> **Problem description**: In the listing below, locate the lines that hold the string "therapy". Copy those lines.

═════ Record extracts ═════

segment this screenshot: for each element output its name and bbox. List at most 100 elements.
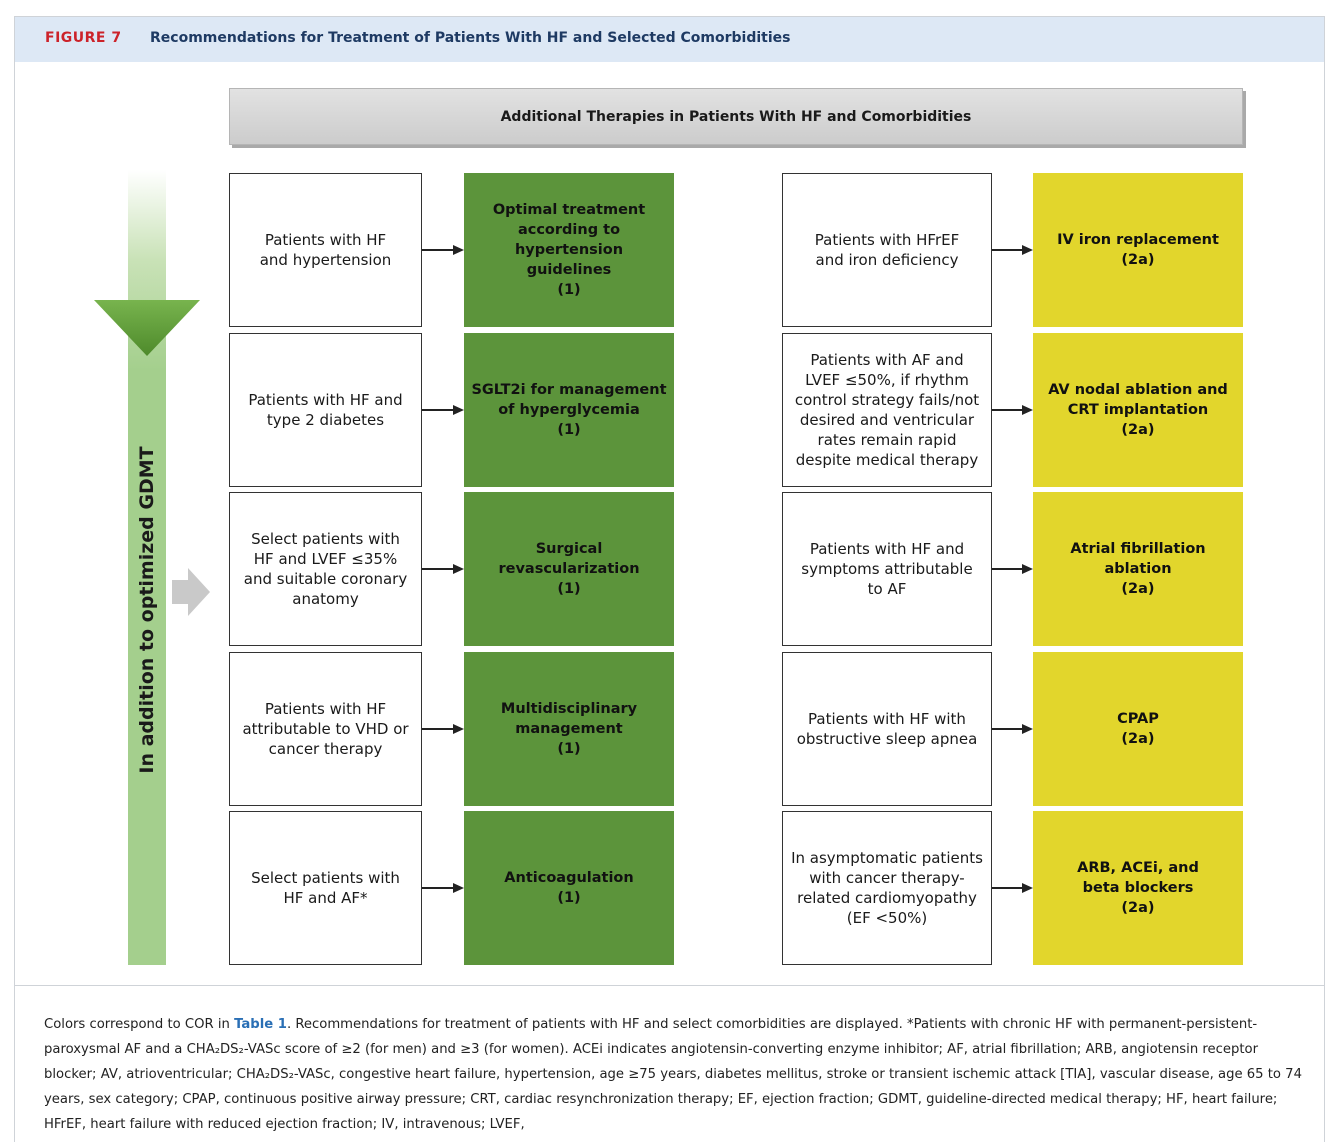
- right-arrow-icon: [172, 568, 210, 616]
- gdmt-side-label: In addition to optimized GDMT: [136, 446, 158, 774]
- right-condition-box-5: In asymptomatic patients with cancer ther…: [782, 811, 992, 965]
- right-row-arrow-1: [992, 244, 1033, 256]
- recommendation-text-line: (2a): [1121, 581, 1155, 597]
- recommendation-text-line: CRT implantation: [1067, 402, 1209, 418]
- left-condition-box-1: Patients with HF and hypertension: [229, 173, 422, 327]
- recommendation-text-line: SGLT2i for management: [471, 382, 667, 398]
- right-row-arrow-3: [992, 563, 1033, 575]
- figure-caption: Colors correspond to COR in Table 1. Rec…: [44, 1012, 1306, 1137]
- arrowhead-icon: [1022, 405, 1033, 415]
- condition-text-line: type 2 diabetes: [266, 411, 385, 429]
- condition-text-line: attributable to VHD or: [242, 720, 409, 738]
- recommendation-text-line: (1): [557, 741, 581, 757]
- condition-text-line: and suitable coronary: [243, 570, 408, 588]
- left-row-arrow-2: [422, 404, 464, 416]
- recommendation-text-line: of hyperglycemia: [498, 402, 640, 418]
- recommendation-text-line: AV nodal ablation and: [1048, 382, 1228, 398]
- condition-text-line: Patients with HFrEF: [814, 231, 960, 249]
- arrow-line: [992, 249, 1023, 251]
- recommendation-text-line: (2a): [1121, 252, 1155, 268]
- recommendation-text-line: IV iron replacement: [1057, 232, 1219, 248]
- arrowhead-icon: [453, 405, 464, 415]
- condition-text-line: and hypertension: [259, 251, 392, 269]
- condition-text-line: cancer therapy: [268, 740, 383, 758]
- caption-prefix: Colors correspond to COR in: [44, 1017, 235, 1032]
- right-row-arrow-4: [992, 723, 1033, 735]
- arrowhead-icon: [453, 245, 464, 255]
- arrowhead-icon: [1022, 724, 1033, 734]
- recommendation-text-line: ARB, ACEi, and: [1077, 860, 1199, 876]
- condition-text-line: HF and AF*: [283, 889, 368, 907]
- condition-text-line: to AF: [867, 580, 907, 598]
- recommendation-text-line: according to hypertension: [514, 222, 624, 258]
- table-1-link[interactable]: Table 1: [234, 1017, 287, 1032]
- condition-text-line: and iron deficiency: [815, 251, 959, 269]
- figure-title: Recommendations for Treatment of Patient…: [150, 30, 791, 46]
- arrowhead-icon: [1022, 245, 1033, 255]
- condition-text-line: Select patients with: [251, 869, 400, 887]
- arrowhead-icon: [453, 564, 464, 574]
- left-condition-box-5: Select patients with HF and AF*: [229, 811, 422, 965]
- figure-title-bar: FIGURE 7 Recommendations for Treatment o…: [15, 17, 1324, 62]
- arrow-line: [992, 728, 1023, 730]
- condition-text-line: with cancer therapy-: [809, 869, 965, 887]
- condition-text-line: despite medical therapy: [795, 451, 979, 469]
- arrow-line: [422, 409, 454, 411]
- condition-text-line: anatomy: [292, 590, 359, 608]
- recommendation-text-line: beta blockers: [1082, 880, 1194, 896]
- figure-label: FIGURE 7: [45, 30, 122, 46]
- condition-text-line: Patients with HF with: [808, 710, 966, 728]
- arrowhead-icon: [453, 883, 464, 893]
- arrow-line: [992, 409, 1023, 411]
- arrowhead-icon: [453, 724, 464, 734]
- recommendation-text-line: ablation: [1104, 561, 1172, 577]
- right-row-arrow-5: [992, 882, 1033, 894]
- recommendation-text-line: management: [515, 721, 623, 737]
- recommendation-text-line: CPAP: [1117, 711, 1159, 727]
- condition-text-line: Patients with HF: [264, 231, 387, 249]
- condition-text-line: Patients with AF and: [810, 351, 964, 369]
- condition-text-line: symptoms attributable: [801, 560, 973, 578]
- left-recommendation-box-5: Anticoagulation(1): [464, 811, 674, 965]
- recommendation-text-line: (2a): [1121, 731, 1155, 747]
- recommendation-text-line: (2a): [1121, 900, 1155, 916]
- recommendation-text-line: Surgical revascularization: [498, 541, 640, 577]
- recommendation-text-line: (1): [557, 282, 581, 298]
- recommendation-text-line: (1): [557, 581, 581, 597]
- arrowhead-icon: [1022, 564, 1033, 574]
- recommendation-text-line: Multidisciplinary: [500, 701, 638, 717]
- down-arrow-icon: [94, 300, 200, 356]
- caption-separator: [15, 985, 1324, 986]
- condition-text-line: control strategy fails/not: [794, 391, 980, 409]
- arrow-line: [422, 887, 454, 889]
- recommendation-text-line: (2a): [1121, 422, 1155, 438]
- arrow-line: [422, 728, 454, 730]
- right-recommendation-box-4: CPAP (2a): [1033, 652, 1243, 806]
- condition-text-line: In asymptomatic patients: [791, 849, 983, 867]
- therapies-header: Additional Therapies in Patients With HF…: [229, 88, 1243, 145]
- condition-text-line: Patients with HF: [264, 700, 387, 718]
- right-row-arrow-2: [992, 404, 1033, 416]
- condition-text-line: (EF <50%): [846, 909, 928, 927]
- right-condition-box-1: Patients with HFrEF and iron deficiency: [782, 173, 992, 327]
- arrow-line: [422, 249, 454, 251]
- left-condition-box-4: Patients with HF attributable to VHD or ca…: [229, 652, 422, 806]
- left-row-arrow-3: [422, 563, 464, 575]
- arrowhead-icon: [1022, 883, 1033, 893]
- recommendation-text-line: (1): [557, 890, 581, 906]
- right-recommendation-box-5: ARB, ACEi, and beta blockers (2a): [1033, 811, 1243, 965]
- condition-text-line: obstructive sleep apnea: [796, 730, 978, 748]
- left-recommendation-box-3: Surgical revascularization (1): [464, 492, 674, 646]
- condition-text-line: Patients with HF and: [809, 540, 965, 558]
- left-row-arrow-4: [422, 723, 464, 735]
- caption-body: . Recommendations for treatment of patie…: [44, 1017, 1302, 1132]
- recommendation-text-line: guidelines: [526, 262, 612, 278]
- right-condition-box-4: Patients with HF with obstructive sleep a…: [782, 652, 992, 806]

═════
═════ Record extracts ═════

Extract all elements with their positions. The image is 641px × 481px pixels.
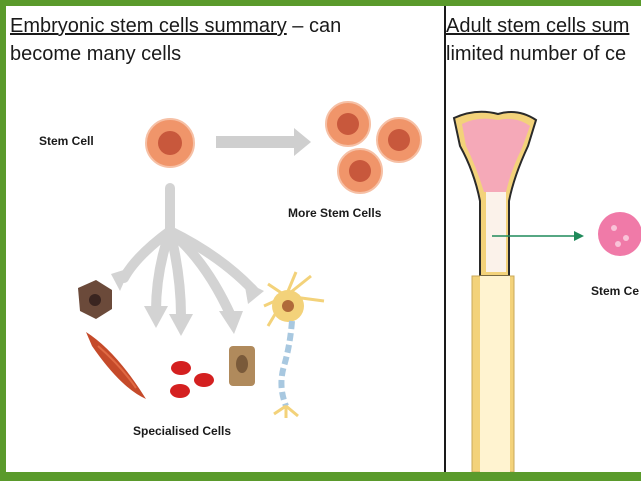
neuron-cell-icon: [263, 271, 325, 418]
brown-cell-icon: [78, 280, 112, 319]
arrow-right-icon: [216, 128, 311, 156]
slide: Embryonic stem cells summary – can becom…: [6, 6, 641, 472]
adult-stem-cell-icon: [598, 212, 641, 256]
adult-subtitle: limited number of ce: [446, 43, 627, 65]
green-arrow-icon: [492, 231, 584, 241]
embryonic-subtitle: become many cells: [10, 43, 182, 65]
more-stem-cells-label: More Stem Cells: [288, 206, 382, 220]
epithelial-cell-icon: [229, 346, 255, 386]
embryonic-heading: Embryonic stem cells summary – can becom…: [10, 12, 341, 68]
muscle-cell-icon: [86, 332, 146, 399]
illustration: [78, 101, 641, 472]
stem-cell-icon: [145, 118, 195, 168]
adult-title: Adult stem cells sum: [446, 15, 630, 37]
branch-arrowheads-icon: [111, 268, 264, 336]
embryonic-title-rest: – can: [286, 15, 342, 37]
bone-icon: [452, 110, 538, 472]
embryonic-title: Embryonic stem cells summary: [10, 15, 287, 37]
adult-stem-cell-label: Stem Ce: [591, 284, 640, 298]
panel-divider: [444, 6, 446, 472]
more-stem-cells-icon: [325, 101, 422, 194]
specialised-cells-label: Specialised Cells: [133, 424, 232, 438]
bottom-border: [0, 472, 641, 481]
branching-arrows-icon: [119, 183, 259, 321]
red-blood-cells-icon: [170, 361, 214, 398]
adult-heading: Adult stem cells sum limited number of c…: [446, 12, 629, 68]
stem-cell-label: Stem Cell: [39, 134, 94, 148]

═════

> **Answer box**:
- condition-text-line: cancer therapy: [268, 740, 383, 758]
- condition-text-line: with cancer therapy-: [809, 869, 965, 887]
- condition-text-line: despite medical therapy: [795, 451, 979, 469]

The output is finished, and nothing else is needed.